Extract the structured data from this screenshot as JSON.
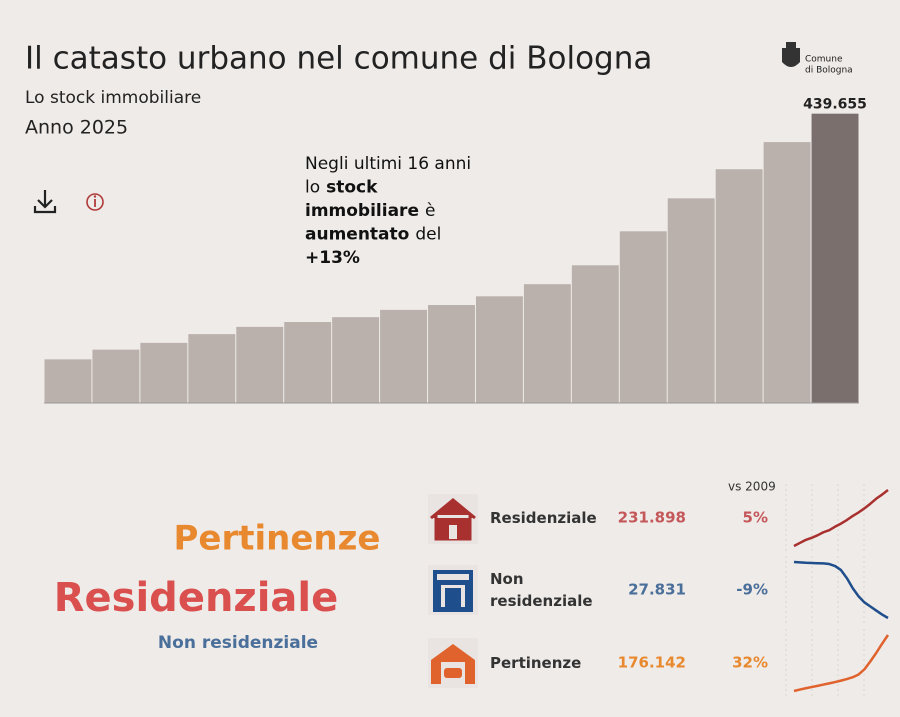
{
  "header": {
    "title": "Il catasto urbano nel comune di Bologna",
    "subtitle": "Lo stock immobiliare",
    "year_label": "Anno 2025",
    "logo": [
      "Comune",
      "di Bologna"
    ]
  },
  "chart_data": {
    "type": "bar",
    "values": [
      389000,
      391000,
      392400,
      394200,
      395700,
      396700,
      397700,
      399200,
      400200,
      402000,
      404500,
      408400,
      415400,
      422200,
      428200,
      433800,
      439655
    ],
    "value_labels": [
      null,
      null,
      null,
      null,
      null,
      null,
      null,
      null,
      null,
      null,
      null,
      null,
      null,
      null,
      null,
      null,
      "439.655"
    ],
    "colors": [
      "#bab1ad",
      "#bab1ad",
      "#bab1ad",
      "#bab1ad",
      "#bab1ad",
      "#bab1ad",
      "#bab1ad",
      "#bab1ad",
      "#bab1ad",
      "#bab1ad",
      "#bab1ad",
      "#bab1ad",
      "#bab1ad",
      "#bab1ad",
      "#bab1ad",
      "#bab1ad",
      "#7a6f6d"
    ],
    "ylim": [
      380000,
      440000
    ],
    "annotation": [
      [
        {
          "text": "Negli ultimi 16 anni",
          "bold": false
        }
      ],
      [
        {
          "text": "lo",
          "bold": false
        },
        {
          "text": "stock",
          "bold": true
        }
      ],
      [
        {
          "text": "immobiliare",
          "bold": true
        },
        {
          "text": "è",
          "bold": false
        }
      ],
      [
        {
          "text": "aumentato",
          "bold": true
        },
        {
          "text": "del",
          "bold": false
        }
      ],
      [
        {
          "text": "+13%",
          "bold": true
        }
      ]
    ]
  },
  "word_cloud": [
    {
      "text": "Pertinenze",
      "color": "#e8892f"
    },
    {
      "text": "Residenziale",
      "color": "#d9504f"
    },
    {
      "text": "Non residenziale",
      "color": "#4a6f9a"
    }
  ],
  "breakdown": {
    "header": "vs 2009",
    "rows": [
      {
        "name": "Residenziale",
        "value": "231.898",
        "change": "5%",
        "color": "#c4575a",
        "line_color": "#a8302e",
        "trend": [
          220900,
          221500,
          222100,
          222500,
          223000,
          223600,
          224000,
          224700,
          225300,
          226000,
          226800,
          227500,
          228300,
          229200,
          230200,
          231000,
          231898
        ]
      },
      {
        "name": "Non residenziale",
        "value": "27.831",
        "change": "-9%",
        "color": "#4a6f9a",
        "line_color": "#1f4e8c",
        "trend": [
          30600,
          30580,
          30560,
          30550,
          30540,
          30530,
          30500,
          30400,
          30200,
          29800,
          29300,
          28900,
          28600,
          28400,
          28200,
          28000,
          27831
        ]
      },
      {
        "name": "Pertinenze",
        "value": "176.142",
        "change": "32%",
        "color": "#e8892f",
        "line_color": "#e0622d",
        "trend": [
          133400,
          134500,
          135500,
          136400,
          137300,
          138300,
          139200,
          140200,
          141300,
          142500,
          143900,
          146000,
          150000,
          156000,
          162500,
          169500,
          176142
        ]
      }
    ]
  }
}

• • • •

> [EXERCISE TASK]: Look over the material above and show each line where "Bologna" appears.

> [COMPLETE RESPONSE]:
    "title": "Il catasto urbano nel comune di Bologna",
      "di Bologna"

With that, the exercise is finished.